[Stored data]
START

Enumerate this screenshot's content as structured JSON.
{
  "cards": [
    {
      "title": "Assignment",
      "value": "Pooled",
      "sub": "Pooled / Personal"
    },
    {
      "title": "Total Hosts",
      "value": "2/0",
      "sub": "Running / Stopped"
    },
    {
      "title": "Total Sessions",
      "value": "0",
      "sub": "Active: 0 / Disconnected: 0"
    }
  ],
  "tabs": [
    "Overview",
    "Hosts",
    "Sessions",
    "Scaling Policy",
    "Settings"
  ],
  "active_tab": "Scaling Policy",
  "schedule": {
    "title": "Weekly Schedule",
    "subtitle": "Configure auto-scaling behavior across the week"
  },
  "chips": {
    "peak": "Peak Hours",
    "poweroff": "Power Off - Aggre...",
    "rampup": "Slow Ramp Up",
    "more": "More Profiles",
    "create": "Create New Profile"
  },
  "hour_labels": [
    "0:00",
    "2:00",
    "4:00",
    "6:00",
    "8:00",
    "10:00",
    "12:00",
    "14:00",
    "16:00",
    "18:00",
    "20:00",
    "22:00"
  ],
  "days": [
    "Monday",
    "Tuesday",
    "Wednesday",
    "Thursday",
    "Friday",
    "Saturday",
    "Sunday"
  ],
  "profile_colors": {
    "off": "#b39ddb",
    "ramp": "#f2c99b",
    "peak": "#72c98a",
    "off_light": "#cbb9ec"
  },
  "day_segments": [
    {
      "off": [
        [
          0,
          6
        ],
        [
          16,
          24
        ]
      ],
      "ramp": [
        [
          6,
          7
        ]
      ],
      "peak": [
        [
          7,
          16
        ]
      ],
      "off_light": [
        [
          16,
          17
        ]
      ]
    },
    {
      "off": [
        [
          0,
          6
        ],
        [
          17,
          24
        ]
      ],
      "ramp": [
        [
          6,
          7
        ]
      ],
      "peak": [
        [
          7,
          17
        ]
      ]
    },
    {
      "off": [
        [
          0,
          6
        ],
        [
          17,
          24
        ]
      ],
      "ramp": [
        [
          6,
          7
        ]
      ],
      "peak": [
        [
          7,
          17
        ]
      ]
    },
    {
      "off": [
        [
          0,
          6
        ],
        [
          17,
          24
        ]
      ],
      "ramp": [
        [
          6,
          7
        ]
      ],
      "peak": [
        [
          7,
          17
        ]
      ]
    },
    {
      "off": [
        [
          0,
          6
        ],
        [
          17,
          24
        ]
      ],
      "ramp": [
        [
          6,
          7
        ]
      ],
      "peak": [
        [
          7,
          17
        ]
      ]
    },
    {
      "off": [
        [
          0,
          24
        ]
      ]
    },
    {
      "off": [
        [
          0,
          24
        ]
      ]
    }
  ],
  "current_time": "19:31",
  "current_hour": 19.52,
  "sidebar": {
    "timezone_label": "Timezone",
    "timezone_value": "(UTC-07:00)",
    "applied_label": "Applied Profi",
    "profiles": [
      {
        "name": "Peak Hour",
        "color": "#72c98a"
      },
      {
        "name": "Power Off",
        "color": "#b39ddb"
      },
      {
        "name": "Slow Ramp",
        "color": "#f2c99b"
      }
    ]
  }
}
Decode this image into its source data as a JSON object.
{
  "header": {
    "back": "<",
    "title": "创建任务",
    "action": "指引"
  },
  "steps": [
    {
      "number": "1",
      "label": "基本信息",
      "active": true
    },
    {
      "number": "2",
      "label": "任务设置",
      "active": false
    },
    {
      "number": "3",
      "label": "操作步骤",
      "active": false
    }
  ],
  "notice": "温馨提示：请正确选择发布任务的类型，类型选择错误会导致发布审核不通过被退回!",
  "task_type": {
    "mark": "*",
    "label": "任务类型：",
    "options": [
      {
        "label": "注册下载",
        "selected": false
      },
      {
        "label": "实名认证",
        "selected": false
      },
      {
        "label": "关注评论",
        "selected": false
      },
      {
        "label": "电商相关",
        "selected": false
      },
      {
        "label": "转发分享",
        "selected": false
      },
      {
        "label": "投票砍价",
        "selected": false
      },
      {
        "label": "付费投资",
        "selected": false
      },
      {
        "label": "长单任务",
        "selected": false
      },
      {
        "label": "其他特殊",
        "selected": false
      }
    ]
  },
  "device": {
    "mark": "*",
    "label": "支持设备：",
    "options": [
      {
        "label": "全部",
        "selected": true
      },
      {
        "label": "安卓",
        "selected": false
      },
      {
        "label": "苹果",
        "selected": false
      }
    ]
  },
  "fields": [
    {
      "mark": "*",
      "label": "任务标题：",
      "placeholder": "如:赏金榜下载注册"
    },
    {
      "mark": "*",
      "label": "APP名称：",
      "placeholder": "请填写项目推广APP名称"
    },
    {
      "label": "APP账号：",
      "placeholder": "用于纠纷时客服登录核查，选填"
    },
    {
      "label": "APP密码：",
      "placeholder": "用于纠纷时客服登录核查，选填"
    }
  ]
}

END

WHAT TO DO: Using the listing above, please repeat every entry exactly.

COMPLETE ANSWER:
Enumerate this screenshot's content as structured JSON.
{
  "cards": [
    {
      "title": "Assignment",
      "value": "Pooled",
      "sub": "Pooled / Personal"
    },
    {
      "title": "Total Hosts",
      "value": "2/0",
      "sub": "Running / Stopped"
    },
    {
      "title": "Total Sessions",
      "value": "0",
      "sub": "Active: 0 / Disconnected: 0"
    }
  ],
  "tabs": [
    "Overview",
    "Hosts",
    "Sessions",
    "Scaling Policy",
    "Settings"
  ],
  "active_tab": "Scaling Policy",
  "schedule": {
    "title": "Weekly Schedule",
    "subtitle": "Configure auto-scaling behavior across the week"
  },
  "chips": {
    "peak": "Peak Hours",
    "poweroff": "Power Off - Aggre...",
    "rampup": "Slow Ramp Up",
    "more": "More Profiles",
    "create": "Create New Profile"
  },
  "hour_labels": [
    "0:00",
    "2:00",
    "4:00",
    "6:00",
    "8:00",
    "10:00",
    "12:00",
    "14:00",
    "16:00",
    "18:00",
    "20:00",
    "22:00"
  ],
  "days": [
    "Monday",
    "Tuesday",
    "Wednesday",
    "Thursday",
    "Friday",
    "Saturday",
    "Sunday"
  ],
  "profile_colors": {
    "off": "#b39ddb",
    "ramp": "#f2c99b",
    "peak": "#72c98a",
    "off_light": "#cbb9ec"
  },
  "day_segments": [
    {
      "off": [
        [
          0,
          6
        ],
        [
          16,
          24
        ]
      ],
      "ramp": [
        [
          6,
          7
        ]
      ],
      "peak": [
        [
          7,
          16
        ]
      ],
      "off_light": [
        [
          16,
          17
        ]
      ]
    },
    {
      "off": [
        [
          0,
          6
        ],
        [
          17,
          24
        ]
      ],
      "ramp": [
        [
          6,
          7
        ]
      ],
      "peak": [
        [
          7,
          17
        ]
      ]
    },
    {
      "off": [
        [
          0,
          6
        ],
        [
          17,
          24
        ]
      ],
      "ramp": [
        [
          6,
          7
        ]
      ],
      "peak": [
        [
          7,
          17
        ]
      ]
    },
    {
      "off": [
        [
          0,
          6
        ],
        [
          17,
          24
        ]
      ],
      "ramp": [
        [
          6,
          7
        ]
      ],
      "peak": [
        [
          7,
          17
        ]
      ]
    },
    {
      "off": [
        [
          0,
          6
        ],
        [
          17,
          24
        ]
      ],
      "ramp": [
        [
          6,
          7
        ]
      ],
      "peak": [
        [
          7,
          17
        ]
      ]
    },
    {
      "off": [
        [
          0,
          24
        ]
      ]
    },
    {
      "off": [
        [
          0,
          24
        ]
      ]
    }
  ],
  "current_time": "19:31",
  "current_hour": 19.52,
  "sidebar": {
    "timezone_label": "Timezone",
    "timezone_value": "(UTC-07:00)",
    "applied_label": "Applied Profi",
    "profiles": [
      {
        "name": "Peak Hour",
        "color": "#72c98a"
      },
      {
        "name": "Power Off",
        "color": "#b39ddb"
      },
      {
        "name": "Slow Ramp",
        "color": "#f2c99b"
      }
    ]
  }
}
Decode this image into its source data as a JSON object.
{
  "header": {
    "back": "<",
    "title": "创建任务",
    "action": "指引"
  },
  "steps": [
    {
      "number": "1",
      "label": "基本信息",
      "active": true
    },
    {
      "number": "2",
      "label": "任务设置",
      "active": false
    },
    {
      "number": "3",
      "label": "操作步骤",
      "active": false
    }
  ],
  "notice": "温馨提示：请正确选择发布任务的类型，类型选择错误会导致发布审核不通过被退回!",
  "task_type": {
    "mark": "*",
    "label": "任务类型：",
    "options": [
      {
        "label": "注册下载",
        "selected": false
      },
      {
        "label": "实名认证",
        "selected": false
      },
      {
        "label": "关注评论",
        "selected": false
      },
      {
        "label": "电商相关",
        "selected": false
      },
      {
        "label": "转发分享",
        "selected": false
      },
      {
        "label": "投票砍价",
        "selected": false
      },
      {
        "label": "付费投资",
        "selected": false
      },
      {
        "label": "长单任务",
        "selected": false
      },
      {
        "label": "其他特殊",
        "selected": false
      }
    ]
  },
  "device": {
    "mark": "*",
    "label": "支持设备：",
    "options": [
      {
        "label": "全部",
        "selected": true
      },
      {
        "label": "安卓",
        "selected": false
      },
      {
        "label": "苹果",
        "selected": false
      }
    ]
  },
  "fields": [
    {
      "mark": "*",
      "label": "任务标题：",
      "placeholder": "如:赏金榜下载注册"
    },
    {
      "mark": "*",
      "label": "APP名称：",
      "placeholder": "请填写项目推广APP名称"
    },
    {
      "label": "APP账号：",
      "placeholder": "用于纠纷时客服登录核查，选填"
    },
    {
      "label": "APP密码：",
      "placeholder": "用于纠纷时客服登录核查，选填"
    }
  ]
}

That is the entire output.